Монархическая республика Византия

25.01.2021
1 351

Как историк Энтони Калделлис переворачивает наши представления об устройстве власти в Византийской империиЗачастую Византия считается эталоном автократии: помазанный Господом на царство православный император-базилевс и беспрекословно подчиняющиеся ему граждане.

Историческое знание не стоит на месте, и сегодня крупнейший византинист Энтони Калделлис утверждает: Византия не была сверхрелигиозной, а базилевс правил лишь до тех пор, пока пользовался народной поддержкой. Византинист Даня Плешак рассказывает о том, каковы новые представления о политическом строе Константинополя, почему старый взгляд на него связан с идеологией нацизма и кто из советских ученых выдвинул идеи, близкие Калделлису, еще 80 лет назад.

Византийцы, или, как они себя называли, ромеи, считали себя римлянами и полагали, что живут во Втором Риме, воплотившем лучшие традиции Рима первого. Свою историю они возводили к основанию Вечного города Ромулом и Ремом в 753 году до н. э. Такое наследие подразумевало память о республиканской форме правления. Почти пятьсот лет Рим был республикой, в которой решения принимались коллегиально, а общественные должности были выборными. Однако к началу нашей эры его демократические институты сильно ослабли. Это привело к захвату верховной власти Юлием Цезарем, а затем к установлению власти императорской. Изначально император считался принцепсом, первым среди равных с ним по статусу сенаторов, но к III веку избавились и от этой иллюзии коллегиального правления — и император официально получил полноту верховной власти.

В начале IV столетия Константин Великий привнес два важных изменения в жизнь империи. Во-первых, он принял Миланский эдикт о веротерпимости, позволивший римлянам свободно практиковать христианство, что привело к распространению этой религии и обращению в нее большинства жителей империи. Доподлинно неизвестно, крестился ли Константин, но все последующие императоры, за исключением Юлиана Отступника, были христианами. Они высоко ценили личность Константина, полагали себя его наследниками, а также считали образцовым правителем империи именно его, а не Цезаря или Августа.

Ключевую роль в создании образа Константина как идеального императора сыграл писатель Евсевий Кесарийский. В сочинении «О жизни Константина» он пересказывает биографию императора, изображая его набожным христианином, а его противников — закоренелыми язычниками, которых Бог наказывает за грехи. Евсевий не скупится на комплименты, он пишет, что Бог утвердил Константина «великим светильником и громогласнейшим вестником непогрешительного богопочтения, осыпанным различными дарованными ему благами». Это сочинение было создано уже после смерти Константина, так что нельзя рассматривать его как попытку снискать благосклонность главы Римской империи. Скорее Евсевий обращался к наследникам императора и стремился дать им образец идеального правителя для обновленной христианством державы. Евсевий явно добился успеха, поскольку его текст стал примером, по которому строились похвалы римским и византийским самодержцам в поздней Античности и в Средневековье.

Исходные данные →
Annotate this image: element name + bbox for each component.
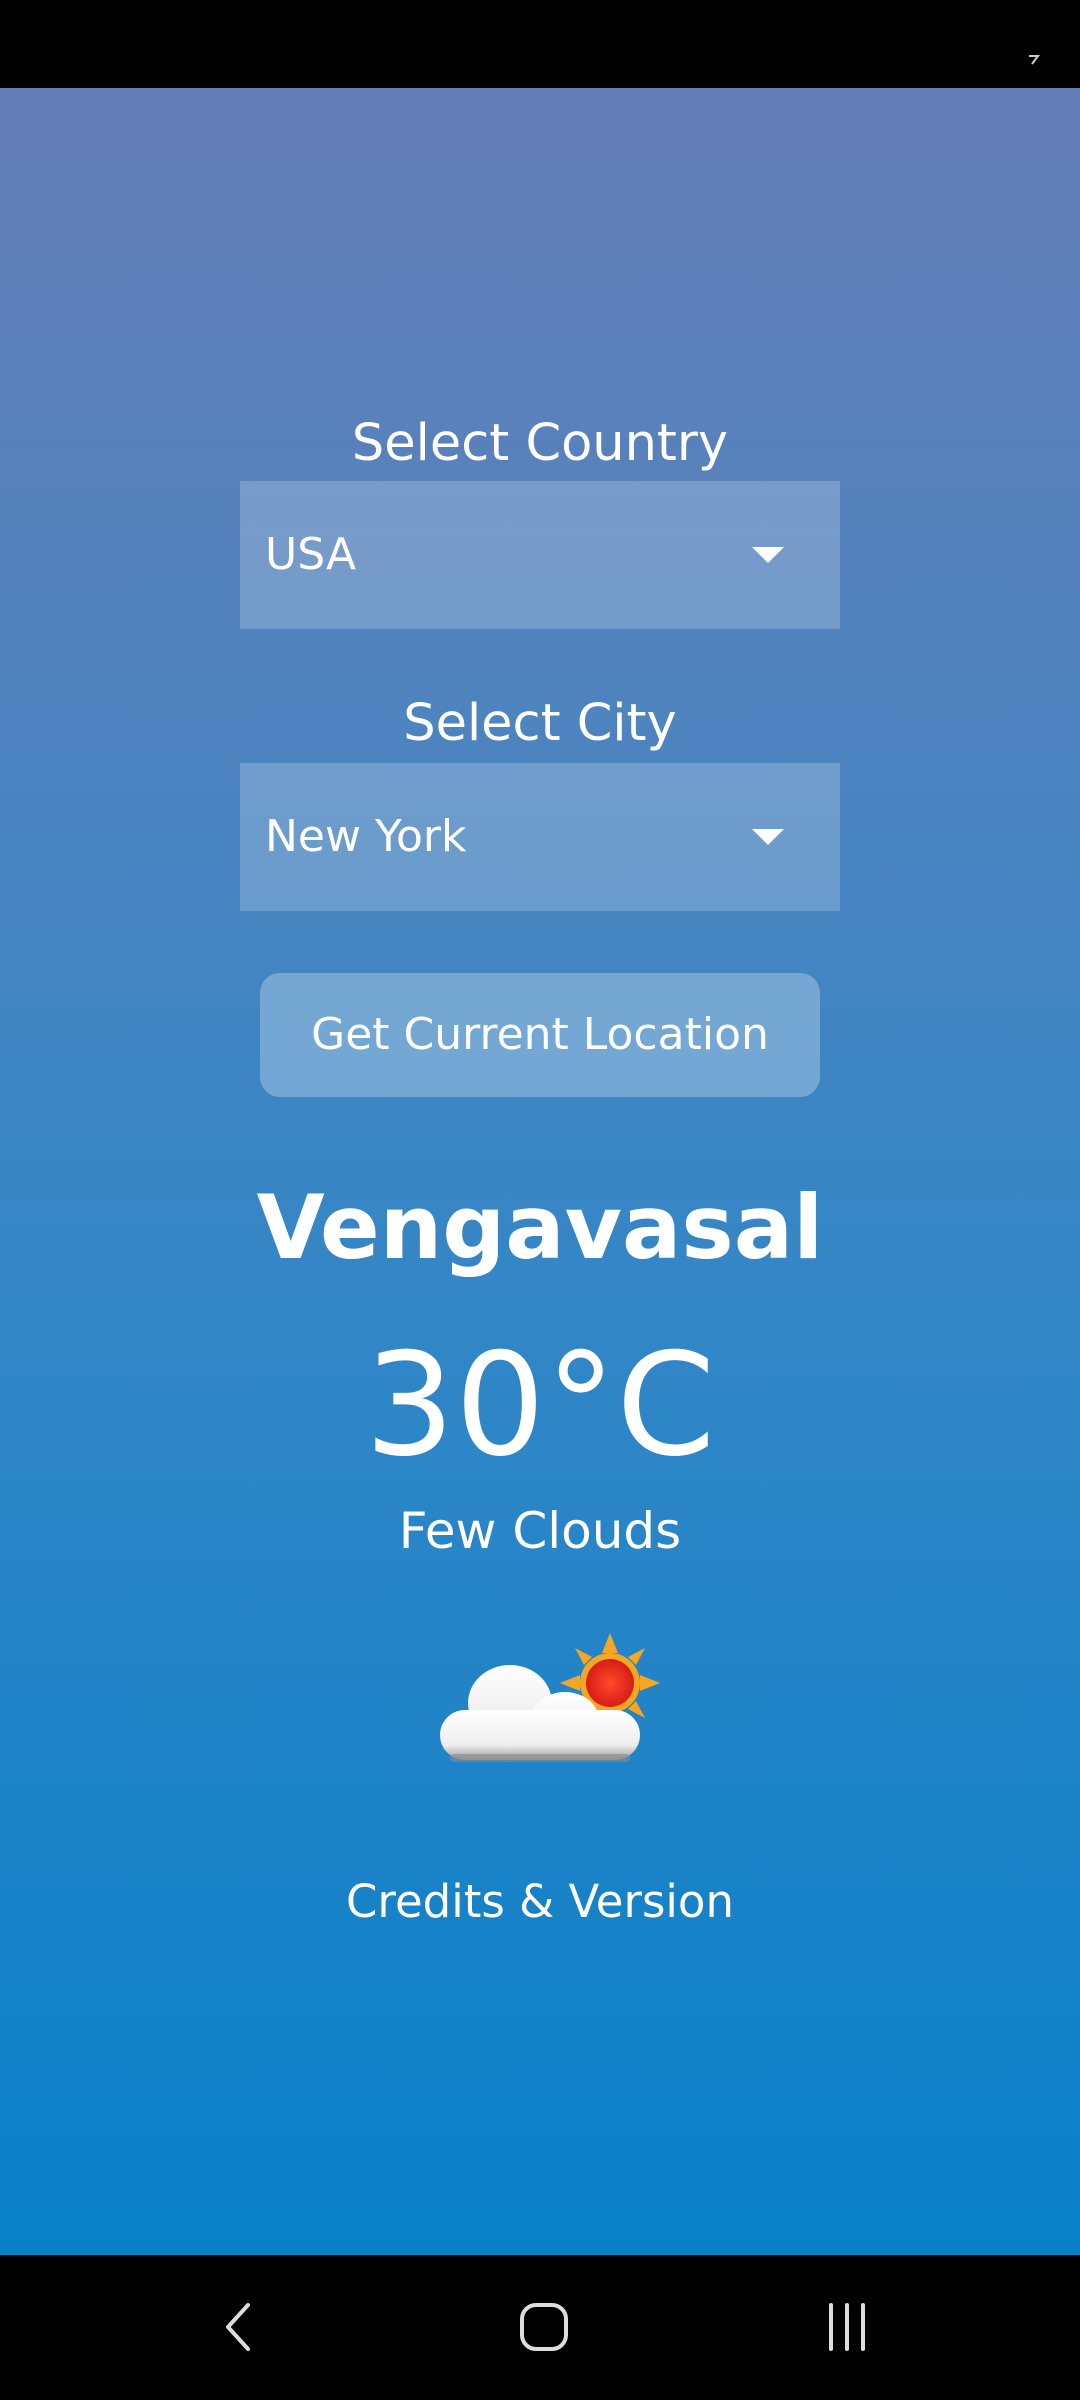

Задание → Выведите без изменений фрагмент статьи о Византии, начиная со слов «Византийцы, или, как» и продолжая до слов «полноту верховной власти.» включительно.

Ответ →
Византийцы, или, как они себя называли, ромеи, считали себя римлянами и полагали, что живут во Втором Риме, воплотившем лучшие традиции Рима первого. Свою историю они возводили к основанию Вечного города Ромулом и Ремом в 753 году до н. э. Такое наследие подразумевало память о республиканской форме правления. Почти пятьсот лет Рим был республикой, в которой решения принимались коллегиально, а общественные должности были выборными. Однако к началу нашей эры его демократические институты сильно ослабли. Это привело к захвату верховной власти Юлием Цезарем, а затем к установлению власти императорской. Изначально император считался принцепсом, первым среди равных с ним по статусу сенаторов, но к III веку избавились и от этой иллюзии коллегиального правления — и император официально получил полноту верховной власти.